_Instructions for the task:_
Tally the lines of the data that include the word "Normalplan" and state the total, nothing else.

(Data records)

►

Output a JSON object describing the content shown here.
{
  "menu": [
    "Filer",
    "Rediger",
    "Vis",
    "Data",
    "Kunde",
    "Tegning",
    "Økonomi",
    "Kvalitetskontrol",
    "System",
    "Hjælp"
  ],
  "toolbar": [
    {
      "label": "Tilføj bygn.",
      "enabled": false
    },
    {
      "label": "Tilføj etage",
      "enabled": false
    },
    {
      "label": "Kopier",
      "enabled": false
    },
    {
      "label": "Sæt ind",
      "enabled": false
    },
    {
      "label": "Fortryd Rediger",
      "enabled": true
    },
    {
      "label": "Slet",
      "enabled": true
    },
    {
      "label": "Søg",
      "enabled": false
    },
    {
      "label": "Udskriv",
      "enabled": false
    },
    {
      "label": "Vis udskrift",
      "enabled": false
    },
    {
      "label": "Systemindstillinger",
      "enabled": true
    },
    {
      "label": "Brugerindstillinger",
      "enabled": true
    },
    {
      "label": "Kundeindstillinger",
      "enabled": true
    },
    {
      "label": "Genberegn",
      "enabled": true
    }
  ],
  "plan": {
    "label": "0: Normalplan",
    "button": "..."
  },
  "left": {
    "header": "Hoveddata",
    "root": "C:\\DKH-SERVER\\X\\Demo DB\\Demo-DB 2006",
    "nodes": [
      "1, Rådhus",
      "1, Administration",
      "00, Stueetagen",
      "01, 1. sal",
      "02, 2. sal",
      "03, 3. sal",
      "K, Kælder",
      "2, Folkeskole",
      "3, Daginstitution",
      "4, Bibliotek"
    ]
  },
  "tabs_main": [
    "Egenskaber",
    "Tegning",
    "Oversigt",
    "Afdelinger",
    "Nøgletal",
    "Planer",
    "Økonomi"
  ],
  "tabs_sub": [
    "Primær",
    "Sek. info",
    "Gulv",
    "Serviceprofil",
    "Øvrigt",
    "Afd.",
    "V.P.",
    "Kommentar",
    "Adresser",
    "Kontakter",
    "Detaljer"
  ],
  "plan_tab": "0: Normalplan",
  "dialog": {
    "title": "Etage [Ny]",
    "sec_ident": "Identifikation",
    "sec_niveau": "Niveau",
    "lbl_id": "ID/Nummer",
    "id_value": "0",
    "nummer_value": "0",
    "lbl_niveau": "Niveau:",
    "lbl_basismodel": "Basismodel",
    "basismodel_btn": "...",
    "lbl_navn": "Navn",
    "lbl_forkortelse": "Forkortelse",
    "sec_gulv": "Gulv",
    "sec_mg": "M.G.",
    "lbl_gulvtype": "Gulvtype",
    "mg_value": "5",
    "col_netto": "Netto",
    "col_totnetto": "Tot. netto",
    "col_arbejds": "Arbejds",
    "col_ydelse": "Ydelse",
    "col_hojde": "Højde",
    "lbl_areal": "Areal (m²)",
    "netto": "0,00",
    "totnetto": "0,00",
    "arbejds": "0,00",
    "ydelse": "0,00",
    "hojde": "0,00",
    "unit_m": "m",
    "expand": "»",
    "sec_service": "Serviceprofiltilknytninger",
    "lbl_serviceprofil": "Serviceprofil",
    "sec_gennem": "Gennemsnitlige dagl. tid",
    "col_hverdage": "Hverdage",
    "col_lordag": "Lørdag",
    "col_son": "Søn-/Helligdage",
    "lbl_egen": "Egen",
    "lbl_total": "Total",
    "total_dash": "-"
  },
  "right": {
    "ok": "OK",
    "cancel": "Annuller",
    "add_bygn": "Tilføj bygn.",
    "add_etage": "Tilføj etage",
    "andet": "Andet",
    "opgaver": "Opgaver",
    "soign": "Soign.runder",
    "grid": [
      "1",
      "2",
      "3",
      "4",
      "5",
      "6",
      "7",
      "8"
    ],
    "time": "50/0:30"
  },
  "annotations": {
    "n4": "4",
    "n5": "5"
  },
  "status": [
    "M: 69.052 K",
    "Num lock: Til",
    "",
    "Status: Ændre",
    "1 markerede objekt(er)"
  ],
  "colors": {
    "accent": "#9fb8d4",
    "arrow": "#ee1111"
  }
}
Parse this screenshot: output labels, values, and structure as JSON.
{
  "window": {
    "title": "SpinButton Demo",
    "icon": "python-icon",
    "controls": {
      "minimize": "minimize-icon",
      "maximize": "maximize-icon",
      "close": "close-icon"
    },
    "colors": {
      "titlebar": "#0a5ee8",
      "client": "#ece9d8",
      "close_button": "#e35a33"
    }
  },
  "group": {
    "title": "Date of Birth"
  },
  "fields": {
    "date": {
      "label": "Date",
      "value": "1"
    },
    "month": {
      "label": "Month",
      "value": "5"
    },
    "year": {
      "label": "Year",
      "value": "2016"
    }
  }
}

◄
►

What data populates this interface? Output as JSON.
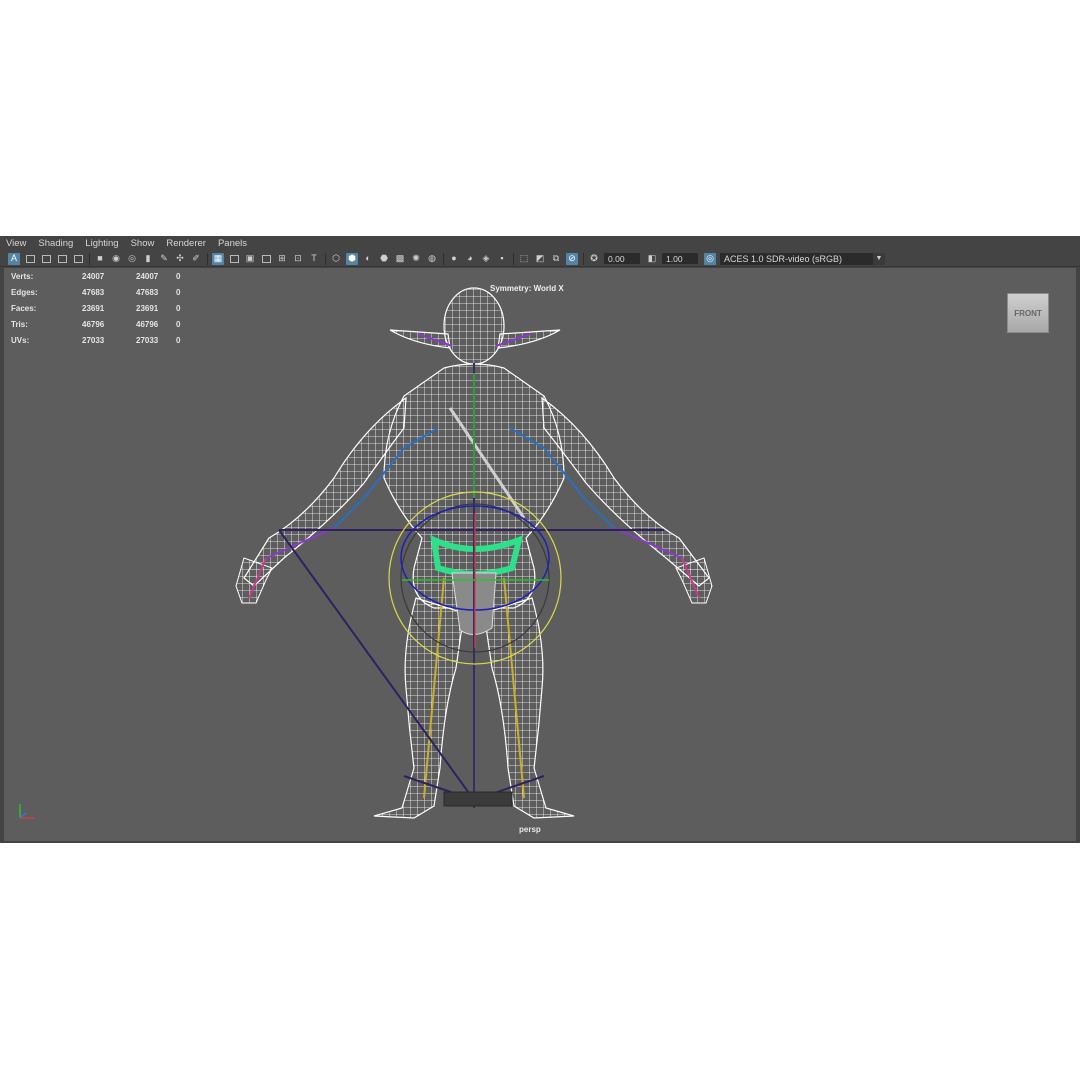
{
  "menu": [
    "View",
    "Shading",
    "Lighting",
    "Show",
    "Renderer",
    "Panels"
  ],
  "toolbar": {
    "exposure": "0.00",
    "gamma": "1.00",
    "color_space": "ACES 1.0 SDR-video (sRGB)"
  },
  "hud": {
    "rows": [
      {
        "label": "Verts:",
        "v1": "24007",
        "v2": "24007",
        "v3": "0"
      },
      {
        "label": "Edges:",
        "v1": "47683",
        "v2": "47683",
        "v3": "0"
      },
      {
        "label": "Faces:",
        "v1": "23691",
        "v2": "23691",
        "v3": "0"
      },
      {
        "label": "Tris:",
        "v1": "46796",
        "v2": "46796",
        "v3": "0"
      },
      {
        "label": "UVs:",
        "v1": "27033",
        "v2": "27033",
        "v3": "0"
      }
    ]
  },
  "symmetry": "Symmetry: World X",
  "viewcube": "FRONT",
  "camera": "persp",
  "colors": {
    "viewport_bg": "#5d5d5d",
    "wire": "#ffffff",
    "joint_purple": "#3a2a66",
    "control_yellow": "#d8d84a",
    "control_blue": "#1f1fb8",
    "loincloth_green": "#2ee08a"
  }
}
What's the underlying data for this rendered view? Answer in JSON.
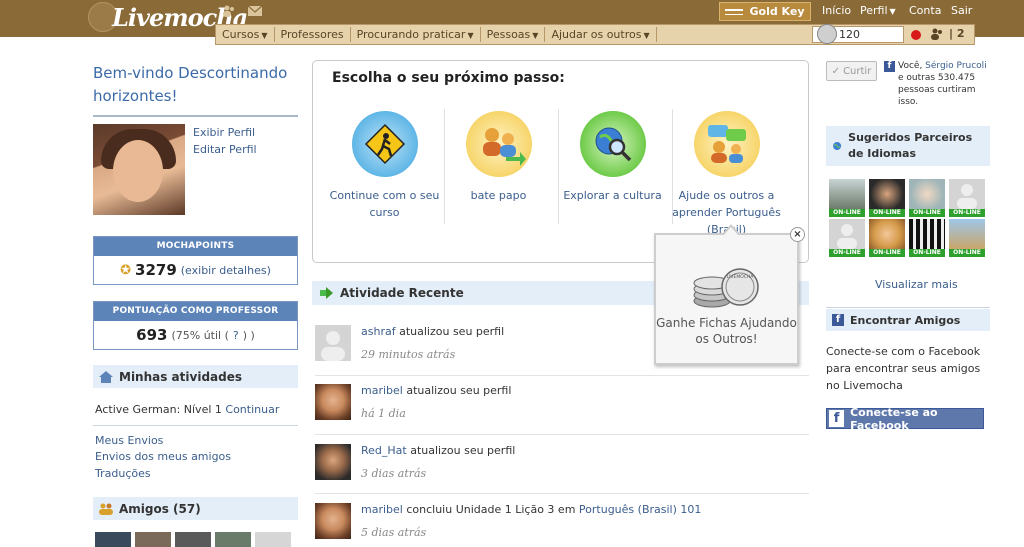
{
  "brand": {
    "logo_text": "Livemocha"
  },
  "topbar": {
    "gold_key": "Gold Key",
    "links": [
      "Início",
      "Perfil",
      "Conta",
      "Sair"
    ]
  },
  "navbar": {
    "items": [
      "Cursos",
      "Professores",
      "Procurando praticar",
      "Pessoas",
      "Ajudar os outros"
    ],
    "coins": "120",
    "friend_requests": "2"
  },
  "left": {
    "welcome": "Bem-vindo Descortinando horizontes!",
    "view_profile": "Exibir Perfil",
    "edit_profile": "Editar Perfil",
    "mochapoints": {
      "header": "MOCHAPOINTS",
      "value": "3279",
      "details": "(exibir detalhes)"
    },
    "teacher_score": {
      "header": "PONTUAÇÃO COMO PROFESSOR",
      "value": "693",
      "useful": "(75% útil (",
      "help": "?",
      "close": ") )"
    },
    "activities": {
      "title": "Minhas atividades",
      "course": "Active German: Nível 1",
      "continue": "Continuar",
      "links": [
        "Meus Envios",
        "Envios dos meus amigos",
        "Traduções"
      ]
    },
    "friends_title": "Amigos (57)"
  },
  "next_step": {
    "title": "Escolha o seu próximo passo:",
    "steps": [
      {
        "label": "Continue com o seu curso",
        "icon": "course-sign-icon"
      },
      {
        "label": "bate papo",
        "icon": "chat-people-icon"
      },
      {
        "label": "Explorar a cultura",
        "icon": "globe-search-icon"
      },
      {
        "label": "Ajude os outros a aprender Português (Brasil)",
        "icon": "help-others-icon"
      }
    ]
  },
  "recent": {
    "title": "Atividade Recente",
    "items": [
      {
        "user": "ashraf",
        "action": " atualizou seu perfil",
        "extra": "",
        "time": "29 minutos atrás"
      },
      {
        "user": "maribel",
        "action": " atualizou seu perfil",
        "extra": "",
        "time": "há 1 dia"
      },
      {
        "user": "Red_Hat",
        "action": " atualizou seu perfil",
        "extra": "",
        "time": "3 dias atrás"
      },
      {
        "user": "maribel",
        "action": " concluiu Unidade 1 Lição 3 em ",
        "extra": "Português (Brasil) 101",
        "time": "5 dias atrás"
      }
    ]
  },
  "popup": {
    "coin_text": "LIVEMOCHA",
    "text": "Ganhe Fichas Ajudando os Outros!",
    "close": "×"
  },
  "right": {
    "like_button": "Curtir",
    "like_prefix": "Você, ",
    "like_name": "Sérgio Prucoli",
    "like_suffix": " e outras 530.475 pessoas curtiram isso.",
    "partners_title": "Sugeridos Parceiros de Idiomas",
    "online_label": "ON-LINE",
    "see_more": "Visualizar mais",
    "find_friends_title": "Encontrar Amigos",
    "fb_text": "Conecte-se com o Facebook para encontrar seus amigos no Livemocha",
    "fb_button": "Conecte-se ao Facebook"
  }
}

◄
►

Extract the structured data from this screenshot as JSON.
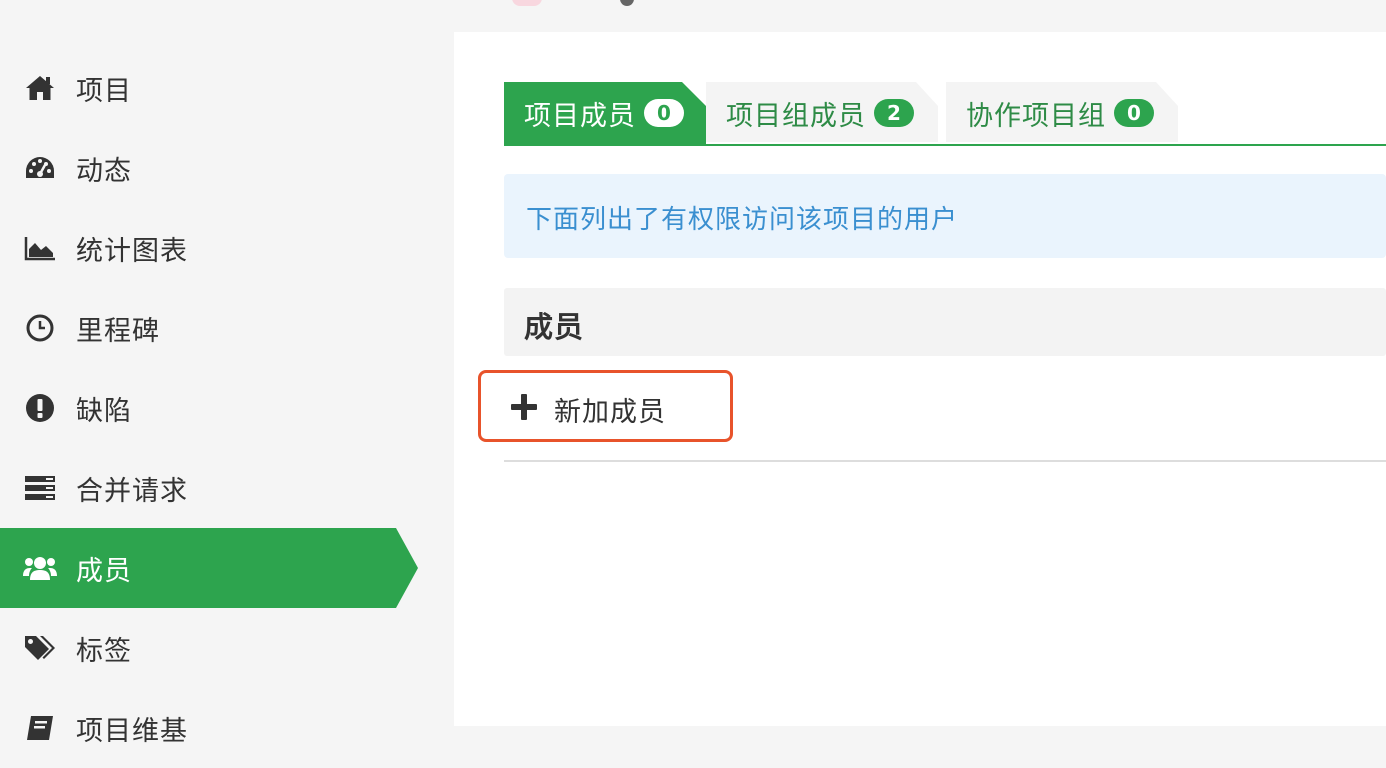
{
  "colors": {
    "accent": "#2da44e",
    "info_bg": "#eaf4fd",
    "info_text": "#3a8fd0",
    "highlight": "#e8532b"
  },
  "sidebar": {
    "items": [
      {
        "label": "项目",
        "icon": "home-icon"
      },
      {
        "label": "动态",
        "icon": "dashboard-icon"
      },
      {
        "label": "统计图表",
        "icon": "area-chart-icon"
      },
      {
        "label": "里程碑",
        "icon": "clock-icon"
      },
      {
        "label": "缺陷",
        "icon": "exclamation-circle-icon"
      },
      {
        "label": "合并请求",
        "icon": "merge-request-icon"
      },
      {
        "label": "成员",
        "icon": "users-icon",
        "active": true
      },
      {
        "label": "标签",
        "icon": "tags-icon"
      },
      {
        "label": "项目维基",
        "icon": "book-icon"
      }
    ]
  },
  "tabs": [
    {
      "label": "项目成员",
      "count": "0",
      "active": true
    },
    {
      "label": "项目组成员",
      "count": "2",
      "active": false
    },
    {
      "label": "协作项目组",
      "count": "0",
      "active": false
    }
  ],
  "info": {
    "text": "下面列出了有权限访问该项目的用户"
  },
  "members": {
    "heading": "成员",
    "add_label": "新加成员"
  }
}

◄

_Exercise solution:_
2